**TASK GOAL:** Would you output the whole listing below, exactly as it reads?

**RAW RECORDS:**
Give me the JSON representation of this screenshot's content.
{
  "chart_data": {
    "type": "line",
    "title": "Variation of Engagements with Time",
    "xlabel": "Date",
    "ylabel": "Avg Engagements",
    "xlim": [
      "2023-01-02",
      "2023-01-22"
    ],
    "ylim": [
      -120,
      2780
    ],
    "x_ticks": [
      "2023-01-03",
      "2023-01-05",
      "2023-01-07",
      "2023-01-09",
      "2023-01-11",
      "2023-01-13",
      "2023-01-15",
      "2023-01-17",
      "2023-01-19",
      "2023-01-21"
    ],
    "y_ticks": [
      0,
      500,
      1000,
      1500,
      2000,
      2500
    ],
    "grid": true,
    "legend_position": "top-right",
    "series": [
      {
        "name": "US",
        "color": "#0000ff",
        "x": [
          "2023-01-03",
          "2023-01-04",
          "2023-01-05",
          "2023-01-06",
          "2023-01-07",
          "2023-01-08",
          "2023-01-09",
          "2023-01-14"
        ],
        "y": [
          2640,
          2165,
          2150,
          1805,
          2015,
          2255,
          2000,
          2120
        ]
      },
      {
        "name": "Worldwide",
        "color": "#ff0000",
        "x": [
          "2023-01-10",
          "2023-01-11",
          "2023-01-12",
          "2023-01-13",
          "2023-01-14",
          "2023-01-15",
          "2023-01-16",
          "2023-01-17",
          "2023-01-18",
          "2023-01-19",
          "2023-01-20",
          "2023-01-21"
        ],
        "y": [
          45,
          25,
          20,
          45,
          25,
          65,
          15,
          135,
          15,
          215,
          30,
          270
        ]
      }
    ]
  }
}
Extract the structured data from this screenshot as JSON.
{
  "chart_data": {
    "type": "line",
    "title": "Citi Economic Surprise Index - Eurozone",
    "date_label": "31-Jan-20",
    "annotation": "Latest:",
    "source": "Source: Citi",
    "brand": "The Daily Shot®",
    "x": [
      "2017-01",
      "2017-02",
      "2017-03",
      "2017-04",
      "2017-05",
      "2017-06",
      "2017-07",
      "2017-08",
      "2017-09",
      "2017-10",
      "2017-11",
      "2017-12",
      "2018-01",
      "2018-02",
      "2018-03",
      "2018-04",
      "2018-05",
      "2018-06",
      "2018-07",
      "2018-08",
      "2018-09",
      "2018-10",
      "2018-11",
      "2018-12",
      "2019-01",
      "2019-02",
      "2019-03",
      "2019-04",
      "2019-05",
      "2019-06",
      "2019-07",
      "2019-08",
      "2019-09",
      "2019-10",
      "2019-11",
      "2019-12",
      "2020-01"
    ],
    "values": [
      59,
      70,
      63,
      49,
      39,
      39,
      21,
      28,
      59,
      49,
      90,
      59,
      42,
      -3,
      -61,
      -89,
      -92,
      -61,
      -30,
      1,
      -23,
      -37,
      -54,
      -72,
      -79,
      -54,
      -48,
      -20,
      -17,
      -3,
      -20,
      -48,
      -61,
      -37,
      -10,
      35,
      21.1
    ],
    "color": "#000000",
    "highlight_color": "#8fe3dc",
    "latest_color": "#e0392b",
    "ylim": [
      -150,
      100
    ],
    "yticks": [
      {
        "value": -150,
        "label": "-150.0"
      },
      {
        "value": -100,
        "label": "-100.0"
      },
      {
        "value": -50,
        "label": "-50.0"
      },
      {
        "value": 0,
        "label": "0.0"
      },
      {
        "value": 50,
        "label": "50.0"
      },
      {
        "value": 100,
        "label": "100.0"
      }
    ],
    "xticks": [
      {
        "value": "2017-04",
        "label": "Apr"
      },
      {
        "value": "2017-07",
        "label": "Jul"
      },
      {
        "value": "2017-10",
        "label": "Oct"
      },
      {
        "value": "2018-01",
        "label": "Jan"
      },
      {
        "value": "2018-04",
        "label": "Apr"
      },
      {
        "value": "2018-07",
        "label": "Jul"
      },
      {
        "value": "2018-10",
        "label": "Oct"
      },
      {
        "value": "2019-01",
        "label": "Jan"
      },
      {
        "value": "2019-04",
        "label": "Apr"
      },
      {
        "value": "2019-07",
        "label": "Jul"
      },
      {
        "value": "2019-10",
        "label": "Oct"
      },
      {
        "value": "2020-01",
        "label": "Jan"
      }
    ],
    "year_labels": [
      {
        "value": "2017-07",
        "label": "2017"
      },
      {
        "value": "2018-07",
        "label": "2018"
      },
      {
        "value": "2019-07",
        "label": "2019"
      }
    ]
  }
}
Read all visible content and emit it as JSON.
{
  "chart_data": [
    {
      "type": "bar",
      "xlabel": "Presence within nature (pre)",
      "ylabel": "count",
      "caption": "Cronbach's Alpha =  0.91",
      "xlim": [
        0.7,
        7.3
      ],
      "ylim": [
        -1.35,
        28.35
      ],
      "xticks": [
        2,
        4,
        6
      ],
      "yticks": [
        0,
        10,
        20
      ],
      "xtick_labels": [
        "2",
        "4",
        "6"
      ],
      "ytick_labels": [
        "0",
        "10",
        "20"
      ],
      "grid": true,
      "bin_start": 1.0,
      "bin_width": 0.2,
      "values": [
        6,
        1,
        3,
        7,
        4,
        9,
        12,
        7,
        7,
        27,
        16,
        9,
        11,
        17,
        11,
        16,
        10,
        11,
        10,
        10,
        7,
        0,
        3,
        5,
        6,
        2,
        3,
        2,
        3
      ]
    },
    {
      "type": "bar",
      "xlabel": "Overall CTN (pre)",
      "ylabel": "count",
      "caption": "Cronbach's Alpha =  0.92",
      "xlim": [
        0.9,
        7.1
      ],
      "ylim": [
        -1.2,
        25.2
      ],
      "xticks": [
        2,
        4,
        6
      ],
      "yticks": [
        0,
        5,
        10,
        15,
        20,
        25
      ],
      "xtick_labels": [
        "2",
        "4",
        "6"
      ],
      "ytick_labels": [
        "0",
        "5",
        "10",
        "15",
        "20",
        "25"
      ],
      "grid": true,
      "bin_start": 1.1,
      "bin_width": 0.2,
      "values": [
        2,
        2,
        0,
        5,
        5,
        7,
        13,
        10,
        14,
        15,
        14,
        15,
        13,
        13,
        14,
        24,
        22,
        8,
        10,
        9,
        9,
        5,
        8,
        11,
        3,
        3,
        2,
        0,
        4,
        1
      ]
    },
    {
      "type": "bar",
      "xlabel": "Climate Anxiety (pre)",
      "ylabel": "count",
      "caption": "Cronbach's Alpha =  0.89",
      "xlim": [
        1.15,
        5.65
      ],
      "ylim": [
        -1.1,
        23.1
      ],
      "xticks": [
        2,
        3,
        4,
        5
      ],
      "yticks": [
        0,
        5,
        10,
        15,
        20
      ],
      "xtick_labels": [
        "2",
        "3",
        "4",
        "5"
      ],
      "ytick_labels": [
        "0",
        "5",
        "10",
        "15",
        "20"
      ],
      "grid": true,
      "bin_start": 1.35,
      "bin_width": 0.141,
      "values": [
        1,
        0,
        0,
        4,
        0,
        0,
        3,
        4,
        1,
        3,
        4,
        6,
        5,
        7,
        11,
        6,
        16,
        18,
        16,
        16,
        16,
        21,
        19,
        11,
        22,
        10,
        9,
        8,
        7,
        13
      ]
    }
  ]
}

**EXERCISE RESULT:**
Give me the JSON representation of this screenshot's content.
{
  "chart_data": {
    "type": "line",
    "title": "Variation of Engagements with Time",
    "xlabel": "Date",
    "ylabel": "Avg Engagements",
    "xlim": [
      "2023-01-02",
      "2023-01-22"
    ],
    "ylim": [
      -120,
      2780
    ],
    "x_ticks": [
      "2023-01-03",
      "2023-01-05",
      "2023-01-07",
      "2023-01-09",
      "2023-01-11",
      "2023-01-13",
      "2023-01-15",
      "2023-01-17",
      "2023-01-19",
      "2023-01-21"
    ],
    "y_ticks": [
      0,
      500,
      1000,
      1500,
      2000,
      2500
    ],
    "grid": true,
    "legend_position": "top-right",
    "series": [
      {
        "name": "US",
        "color": "#0000ff",
        "x": [
          "2023-01-03",
          "2023-01-04",
          "2023-01-05",
          "2023-01-06",
          "2023-01-07",
          "2023-01-08",
          "2023-01-09",
          "2023-01-14"
        ],
        "y": [
          2640,
          2165,
          2150,
          1805,
          2015,
          2255,
          2000,
          2120
        ]
      },
      {
        "name": "Worldwide",
        "color": "#ff0000",
        "x": [
          "2023-01-10",
          "2023-01-11",
          "2023-01-12",
          "2023-01-13",
          "2023-01-14",
          "2023-01-15",
          "2023-01-16",
          "2023-01-17",
          "2023-01-18",
          "2023-01-19",
          "2023-01-20",
          "2023-01-21"
        ],
        "y": [
          45,
          25,
          20,
          45,
          25,
          65,
          15,
          135,
          15,
          215,
          30,
          270
        ]
      }
    ]
  }
}
Extract the structured data from this screenshot as JSON.
{
  "chart_data": {
    "type": "line",
    "title": "Citi Economic Surprise Index - Eurozone",
    "date_label": "31-Jan-20",
    "annotation": "Latest:",
    "source": "Source: Citi",
    "brand": "The Daily Shot®",
    "x": [
      "2017-01",
      "2017-02",
      "2017-03",
      "2017-04",
      "2017-05",
      "2017-06",
      "2017-07",
      "2017-08",
      "2017-09",
      "2017-10",
      "2017-11",
      "2017-12",
      "2018-01",
      "2018-02",
      "2018-03",
      "2018-04",
      "2018-05",
      "2018-06",
      "2018-07",
      "2018-08",
      "2018-09",
      "2018-10",
      "2018-11",
      "2018-12",
      "2019-01",
      "2019-02",
      "2019-03",
      "2019-04",
      "2019-05",
      "2019-06",
      "2019-07",
      "2019-08",
      "2019-09",
      "2019-10",
      "2019-11",
      "2019-12",
      "2020-01"
    ],
    "values": [
      59,
      70,
      63,
      49,
      39,
      39,
      21,
      28,
      59,
      49,
      90,
      59,
      42,
      -3,
      -61,
      -89,
      -92,
      -61,
      -30,
      1,
      -23,
      -37,
      -54,
      -72,
      -79,
      -54,
      -48,
      -20,
      -17,
      -3,
      -20,
      -48,
      -61,
      -37,
      -10,
      35,
      21.1
    ],
    "color": "#000000",
    "highlight_color": "#8fe3dc",
    "latest_color": "#e0392b",
    "ylim": [
      -150,
      100
    ],
    "yticks": [
      {
        "value": -150,
        "label": "-150.0"
      },
      {
        "value": -100,
        "label": "-100.0"
      },
      {
        "value": -50,
        "label": "-50.0"
      },
      {
        "value": 0,
        "label": "0.0"
      },
      {
        "value": 50,
        "label": "50.0"
      },
      {
        "value": 100,
        "label": "100.0"
      }
    ],
    "xticks": [
      {
        "value": "2017-04",
        "label": "Apr"
      },
      {
        "value": "2017-07",
        "label": "Jul"
      },
      {
        "value": "2017-10",
        "label": "Oct"
      },
      {
        "value": "2018-01",
        "label": "Jan"
      },
      {
        "value": "2018-04",
        "label": "Apr"
      },
      {
        "value": "2018-07",
        "label": "Jul"
      },
      {
        "value": "2018-10",
        "label": "Oct"
      },
      {
        "value": "2019-01",
        "label": "Jan"
      },
      {
        "value": "2019-04",
        "label": "Apr"
      },
      {
        "value": "2019-07",
        "label": "Jul"
      },
      {
        "value": "2019-10",
        "label": "Oct"
      },
      {
        "value": "2020-01",
        "label": "Jan"
      }
    ],
    "year_labels": [
      {
        "value": "2017-07",
        "label": "2017"
      },
      {
        "value": "2018-07",
        "label": "2018"
      },
      {
        "value": "2019-07",
        "label": "2019"
      }
    ]
  }
}
Read all visible content and emit it as JSON.
{
  "chart_data": [
    {
      "type": "bar",
      "xlabel": "Presence within nature (pre)",
      "ylabel": "count",
      "caption": "Cronbach's Alpha =  0.91",
      "xlim": [
        0.7,
        7.3
      ],
      "ylim": [
        -1.35,
        28.35
      ],
      "xticks": [
        2,
        4,
        6
      ],
      "yticks": [
        0,
        10,
        20
      ],
      "xtick_labels": [
        "2",
        "4",
        "6"
      ],
      "ytick_labels": [
        "0",
        "10",
        "20"
      ],
      "grid": true,
      "bin_start": 1.0,
      "bin_width": 0.2,
      "values": [
        6,
        1,
        3,
        7,
        4,
        9,
        12,
        7,
        7,
        27,
        16,
        9,
        11,
        17,
        11,
        16,
        10,
        11,
        10,
        10,
        7,
        0,
        3,
        5,
        6,
        2,
        3,
        2,
        3
      ]
    },
    {
      "type": "bar",
      "xlabel": "Overall CTN (pre)",
      "ylabel": "count",
      "caption": "Cronbach's Alpha =  0.92",
      "xlim": [
        0.9,
        7.1
      ],
      "ylim": [
        -1.2,
        25.2
      ],
      "xticks": [
        2,
        4,
        6
      ],
      "yticks": [
        0,
        5,
        10,
        15,
        20,
        25
      ],
      "xtick_labels": [
        "2",
        "4",
        "6"
      ],
      "ytick_labels": [
        "0",
        "5",
        "10",
        "15",
        "20",
        "25"
      ],
      "grid": true,
      "bin_start": 1.1,
      "bin_width": 0.2,
      "values": [
        2,
        2,
        0,
        5,
        5,
        7,
        13,
        10,
        14,
        15,
        14,
        15,
        13,
        13,
        14,
        24,
        22,
        8,
        10,
        9,
        9,
        5,
        8,
        11,
        3,
        3,
        2,
        0,
        4,
        1
      ]
    },
    {
      "type": "bar",
      "xlabel": "Climate Anxiety (pre)",
      "ylabel": "count",
      "caption": "Cronbach's Alpha =  0.89",
      "xlim": [
        1.15,
        5.65
      ],
      "ylim": [
        -1.1,
        23.1
      ],
      "xticks": [
        2,
        3,
        4,
        5
      ],
      "yticks": [
        0,
        5,
        10,
        15,
        20
      ],
      "xtick_labels": [
        "2",
        "3",
        "4",
        "5"
      ],
      "ytick_labels": [
        "0",
        "5",
        "10",
        "15",
        "20"
      ],
      "grid": true,
      "bin_start": 1.35,
      "bin_width": 0.141,
      "values": [
        1,
        0,
        0,
        4,
        0,
        0,
        3,
        4,
        1,
        3,
        4,
        6,
        5,
        7,
        11,
        6,
        16,
        18,
        16,
        16,
        16,
        21,
        19,
        11,
        22,
        10,
        9,
        8,
        7,
        13
      ]
    }
  ]
}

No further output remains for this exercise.